■ **What is being asked**:
You are to retype all of the data exactly as it appears.

[Records for the exercise start]

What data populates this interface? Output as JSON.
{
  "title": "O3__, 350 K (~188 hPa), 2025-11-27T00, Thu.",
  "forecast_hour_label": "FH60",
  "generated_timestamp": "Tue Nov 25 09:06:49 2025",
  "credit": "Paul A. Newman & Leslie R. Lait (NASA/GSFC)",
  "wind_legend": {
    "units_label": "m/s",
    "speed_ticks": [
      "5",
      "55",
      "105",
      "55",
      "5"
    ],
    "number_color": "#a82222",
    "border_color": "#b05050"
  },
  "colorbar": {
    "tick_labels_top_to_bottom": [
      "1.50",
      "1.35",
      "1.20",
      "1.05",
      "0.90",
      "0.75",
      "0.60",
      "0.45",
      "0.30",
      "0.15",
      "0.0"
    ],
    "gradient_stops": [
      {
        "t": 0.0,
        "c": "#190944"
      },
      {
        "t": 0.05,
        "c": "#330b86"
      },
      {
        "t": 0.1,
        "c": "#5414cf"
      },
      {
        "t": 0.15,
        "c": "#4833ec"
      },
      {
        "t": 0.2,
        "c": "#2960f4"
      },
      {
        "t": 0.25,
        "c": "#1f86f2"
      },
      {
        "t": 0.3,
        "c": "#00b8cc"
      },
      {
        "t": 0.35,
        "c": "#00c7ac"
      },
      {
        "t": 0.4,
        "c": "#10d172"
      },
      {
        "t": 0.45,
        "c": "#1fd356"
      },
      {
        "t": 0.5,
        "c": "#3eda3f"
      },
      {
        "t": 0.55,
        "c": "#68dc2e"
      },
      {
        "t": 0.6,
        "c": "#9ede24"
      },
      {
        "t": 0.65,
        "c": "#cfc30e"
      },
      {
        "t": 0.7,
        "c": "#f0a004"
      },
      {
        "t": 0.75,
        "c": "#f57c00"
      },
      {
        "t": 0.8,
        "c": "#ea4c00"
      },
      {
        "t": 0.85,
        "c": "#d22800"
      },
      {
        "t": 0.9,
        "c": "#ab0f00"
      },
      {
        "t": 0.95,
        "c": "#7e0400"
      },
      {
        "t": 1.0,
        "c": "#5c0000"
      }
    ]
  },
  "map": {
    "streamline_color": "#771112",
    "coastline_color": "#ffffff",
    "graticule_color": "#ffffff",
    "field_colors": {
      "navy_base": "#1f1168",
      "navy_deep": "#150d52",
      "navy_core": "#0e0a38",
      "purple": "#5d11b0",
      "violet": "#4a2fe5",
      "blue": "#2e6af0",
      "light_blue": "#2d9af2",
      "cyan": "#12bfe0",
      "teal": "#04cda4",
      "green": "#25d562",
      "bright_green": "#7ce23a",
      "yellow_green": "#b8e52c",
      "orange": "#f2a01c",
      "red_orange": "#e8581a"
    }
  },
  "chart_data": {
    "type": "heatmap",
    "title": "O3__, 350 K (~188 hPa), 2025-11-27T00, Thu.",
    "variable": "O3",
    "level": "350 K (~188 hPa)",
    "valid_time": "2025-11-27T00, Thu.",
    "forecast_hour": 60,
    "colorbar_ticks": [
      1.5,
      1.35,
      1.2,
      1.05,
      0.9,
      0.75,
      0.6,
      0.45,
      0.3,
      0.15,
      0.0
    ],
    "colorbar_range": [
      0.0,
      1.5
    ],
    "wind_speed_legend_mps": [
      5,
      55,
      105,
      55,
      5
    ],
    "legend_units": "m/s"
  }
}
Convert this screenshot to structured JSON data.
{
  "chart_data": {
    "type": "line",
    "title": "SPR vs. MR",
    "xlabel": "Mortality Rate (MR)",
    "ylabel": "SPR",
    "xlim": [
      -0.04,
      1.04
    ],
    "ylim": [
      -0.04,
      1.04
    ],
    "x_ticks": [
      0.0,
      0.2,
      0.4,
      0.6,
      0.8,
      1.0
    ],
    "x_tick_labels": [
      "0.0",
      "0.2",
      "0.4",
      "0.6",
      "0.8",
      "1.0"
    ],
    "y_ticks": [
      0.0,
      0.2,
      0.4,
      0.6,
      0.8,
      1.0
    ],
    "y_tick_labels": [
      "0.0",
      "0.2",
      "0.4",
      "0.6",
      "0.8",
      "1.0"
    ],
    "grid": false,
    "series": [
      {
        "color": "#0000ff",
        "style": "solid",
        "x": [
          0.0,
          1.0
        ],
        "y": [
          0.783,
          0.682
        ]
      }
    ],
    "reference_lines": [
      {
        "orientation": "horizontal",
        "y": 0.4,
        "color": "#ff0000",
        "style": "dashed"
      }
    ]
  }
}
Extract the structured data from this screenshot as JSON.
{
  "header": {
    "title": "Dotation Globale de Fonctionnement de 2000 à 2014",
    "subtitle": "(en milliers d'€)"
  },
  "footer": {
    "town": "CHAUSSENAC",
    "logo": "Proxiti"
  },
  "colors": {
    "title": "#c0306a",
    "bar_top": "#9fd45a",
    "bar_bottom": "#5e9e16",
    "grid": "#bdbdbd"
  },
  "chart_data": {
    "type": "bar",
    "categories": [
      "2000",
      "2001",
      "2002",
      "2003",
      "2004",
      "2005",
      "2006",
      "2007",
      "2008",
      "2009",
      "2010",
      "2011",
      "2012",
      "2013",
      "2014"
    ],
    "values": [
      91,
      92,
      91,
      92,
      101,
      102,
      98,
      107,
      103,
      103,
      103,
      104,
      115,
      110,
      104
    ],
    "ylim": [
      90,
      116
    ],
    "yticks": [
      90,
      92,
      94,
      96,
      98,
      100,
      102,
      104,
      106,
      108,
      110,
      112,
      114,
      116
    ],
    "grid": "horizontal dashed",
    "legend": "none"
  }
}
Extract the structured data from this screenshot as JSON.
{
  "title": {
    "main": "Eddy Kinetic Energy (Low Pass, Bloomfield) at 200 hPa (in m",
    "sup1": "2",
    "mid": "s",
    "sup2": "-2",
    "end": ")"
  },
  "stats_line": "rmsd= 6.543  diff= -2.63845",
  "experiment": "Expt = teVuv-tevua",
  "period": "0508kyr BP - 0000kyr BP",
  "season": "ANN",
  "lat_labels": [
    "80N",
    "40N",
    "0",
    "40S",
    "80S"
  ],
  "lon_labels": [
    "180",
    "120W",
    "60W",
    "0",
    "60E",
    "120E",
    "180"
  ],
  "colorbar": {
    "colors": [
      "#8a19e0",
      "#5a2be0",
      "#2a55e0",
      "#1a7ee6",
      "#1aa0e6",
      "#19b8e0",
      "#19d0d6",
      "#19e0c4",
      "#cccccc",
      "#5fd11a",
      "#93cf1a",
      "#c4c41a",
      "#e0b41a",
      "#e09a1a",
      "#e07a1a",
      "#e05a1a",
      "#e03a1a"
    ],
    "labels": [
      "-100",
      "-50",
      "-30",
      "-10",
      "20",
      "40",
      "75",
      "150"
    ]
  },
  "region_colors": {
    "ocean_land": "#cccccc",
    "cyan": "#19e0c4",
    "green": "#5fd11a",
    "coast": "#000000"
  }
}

[Records for the exercise end]

■ **Final answer**:
What data populates this interface? Output as JSON.
{
  "title": "O3__, 350 K (~188 hPa), 2025-11-27T00, Thu.",
  "forecast_hour_label": "FH60",
  "generated_timestamp": "Tue Nov 25 09:06:49 2025",
  "credit": "Paul A. Newman & Leslie R. Lait (NASA/GSFC)",
  "wind_legend": {
    "units_label": "m/s",
    "speed_ticks": [
      "5",
      "55",
      "105",
      "55",
      "5"
    ],
    "number_color": "#a82222",
    "border_color": "#b05050"
  },
  "colorbar": {
    "tick_labels_top_to_bottom": [
      "1.50",
      "1.35",
      "1.20",
      "1.05",
      "0.90",
      "0.75",
      "0.60",
      "0.45",
      "0.30",
      "0.15",
      "0.0"
    ],
    "gradient_stops": [
      {
        "t": 0.0,
        "c": "#190944"
      },
      {
        "t": 0.05,
        "c": "#330b86"
      },
      {
        "t": 0.1,
        "c": "#5414cf"
      },
      {
        "t": 0.15,
        "c": "#4833ec"
      },
      {
        "t": 0.2,
        "c": "#2960f4"
      },
      {
        "t": 0.25,
        "c": "#1f86f2"
      },
      {
        "t": 0.3,
        "c": "#00b8cc"
      },
      {
        "t": 0.35,
        "c": "#00c7ac"
      },
      {
        "t": 0.4,
        "c": "#10d172"
      },
      {
        "t": 0.45,
        "c": "#1fd356"
      },
      {
        "t": 0.5,
        "c": "#3eda3f"
      },
      {
        "t": 0.55,
        "c": "#68dc2e"
      },
      {
        "t": 0.6,
        "c": "#9ede24"
      },
      {
        "t": 0.65,
        "c": "#cfc30e"
      },
      {
        "t": 0.7,
        "c": "#f0a004"
      },
      {
        "t": 0.75,
        "c": "#f57c00"
      },
      {
        "t": 0.8,
        "c": "#ea4c00"
      },
      {
        "t": 0.85,
        "c": "#d22800"
      },
      {
        "t": 0.9,
        "c": "#ab0f00"
      },
      {
        "t": 0.95,
        "c": "#7e0400"
      },
      {
        "t": 1.0,
        "c": "#5c0000"
      }
    ]
  },
  "map": {
    "streamline_color": "#771112",
    "coastline_color": "#ffffff",
    "graticule_color": "#ffffff",
    "field_colors": {
      "navy_base": "#1f1168",
      "navy_deep": "#150d52",
      "navy_core": "#0e0a38",
      "purple": "#5d11b0",
      "violet": "#4a2fe5",
      "blue": "#2e6af0",
      "light_blue": "#2d9af2",
      "cyan": "#12bfe0",
      "teal": "#04cda4",
      "green": "#25d562",
      "bright_green": "#7ce23a",
      "yellow_green": "#b8e52c",
      "orange": "#f2a01c",
      "red_orange": "#e8581a"
    }
  },
  "chart_data": {
    "type": "heatmap",
    "title": "O3__, 350 K (~188 hPa), 2025-11-27T00, Thu.",
    "variable": "O3",
    "level": "350 K (~188 hPa)",
    "valid_time": "2025-11-27T00, Thu.",
    "forecast_hour": 60,
    "colorbar_ticks": [
      1.5,
      1.35,
      1.2,
      1.05,
      0.9,
      0.75,
      0.6,
      0.45,
      0.3,
      0.15,
      0.0
    ],
    "colorbar_range": [
      0.0,
      1.5
    ],
    "wind_speed_legend_mps": [
      5,
      55,
      105,
      55,
      5
    ],
    "legend_units": "m/s"
  }
}
Convert this screenshot to structured JSON data.
{
  "chart_data": {
    "type": "line",
    "title": "SPR vs. MR",
    "xlabel": "Mortality Rate (MR)",
    "ylabel": "SPR",
    "xlim": [
      -0.04,
      1.04
    ],
    "ylim": [
      -0.04,
      1.04
    ],
    "x_ticks": [
      0.0,
      0.2,
      0.4,
      0.6,
      0.8,
      1.0
    ],
    "x_tick_labels": [
      "0.0",
      "0.2",
      "0.4",
      "0.6",
      "0.8",
      "1.0"
    ],
    "y_ticks": [
      0.0,
      0.2,
      0.4,
      0.6,
      0.8,
      1.0
    ],
    "y_tick_labels": [
      "0.0",
      "0.2",
      "0.4",
      "0.6",
      "0.8",
      "1.0"
    ],
    "grid": false,
    "series": [
      {
        "color": "#0000ff",
        "style": "solid",
        "x": [
          0.0,
          1.0
        ],
        "y": [
          0.783,
          0.682
        ]
      }
    ],
    "reference_lines": [
      {
        "orientation": "horizontal",
        "y": 0.4,
        "color": "#ff0000",
        "style": "dashed"
      }
    ]
  }
}
Extract the structured data from this screenshot as JSON.
{
  "header": {
    "title": "Dotation Globale de Fonctionnement de 2000 à 2014",
    "subtitle": "(en milliers d'€)"
  },
  "footer": {
    "town": "CHAUSSENAC",
    "logo": "Proxiti"
  },
  "colors": {
    "title": "#c0306a",
    "bar_top": "#9fd45a",
    "bar_bottom": "#5e9e16",
    "grid": "#bdbdbd"
  },
  "chart_data": {
    "type": "bar",
    "categories": [
      "2000",
      "2001",
      "2002",
      "2003",
      "2004",
      "2005",
      "2006",
      "2007",
      "2008",
      "2009",
      "2010",
      "2011",
      "2012",
      "2013",
      "2014"
    ],
    "values": [
      91,
      92,
      91,
      92,
      101,
      102,
      98,
      107,
      103,
      103,
      103,
      104,
      115,
      110,
      104
    ],
    "ylim": [
      90,
      116
    ],
    "yticks": [
      90,
      92,
      94,
      96,
      98,
      100,
      102,
      104,
      106,
      108,
      110,
      112,
      114,
      116
    ],
    "grid": "horizontal dashed",
    "legend": "none"
  }
}
Extract the structured data from this screenshot as JSON.
{
  "title": {
    "main": "Eddy Kinetic Energy (Low Pass, Bloomfield) at 200 hPa (in m",
    "sup1": "2",
    "mid": "s",
    "sup2": "-2",
    "end": ")"
  },
  "stats_line": "rmsd= 6.543  diff= -2.63845",
  "experiment": "Expt = teVuv-tevua",
  "period": "0508kyr BP - 0000kyr BP",
  "season": "ANN",
  "lat_labels": [
    "80N",
    "40N",
    "0",
    "40S",
    "80S"
  ],
  "lon_labels": [
    "180",
    "120W",
    "60W",
    "0",
    "60E",
    "120E",
    "180"
  ],
  "colorbar": {
    "colors": [
      "#8a19e0",
      "#5a2be0",
      "#2a55e0",
      "#1a7ee6",
      "#1aa0e6",
      "#19b8e0",
      "#19d0d6",
      "#19e0c4",
      "#cccccc",
      "#5fd11a",
      "#93cf1a",
      "#c4c41a",
      "#e0b41a",
      "#e09a1a",
      "#e07a1a",
      "#e05a1a",
      "#e03a1a"
    ],
    "labels": [
      "-100",
      "-50",
      "-30",
      "-10",
      "20",
      "40",
      "75",
      "150"
    ]
  },
  "region_colors": {
    "ocean_land": "#cccccc",
    "cyan": "#19e0c4",
    "green": "#5fd11a",
    "coast": "#000000"
  }
}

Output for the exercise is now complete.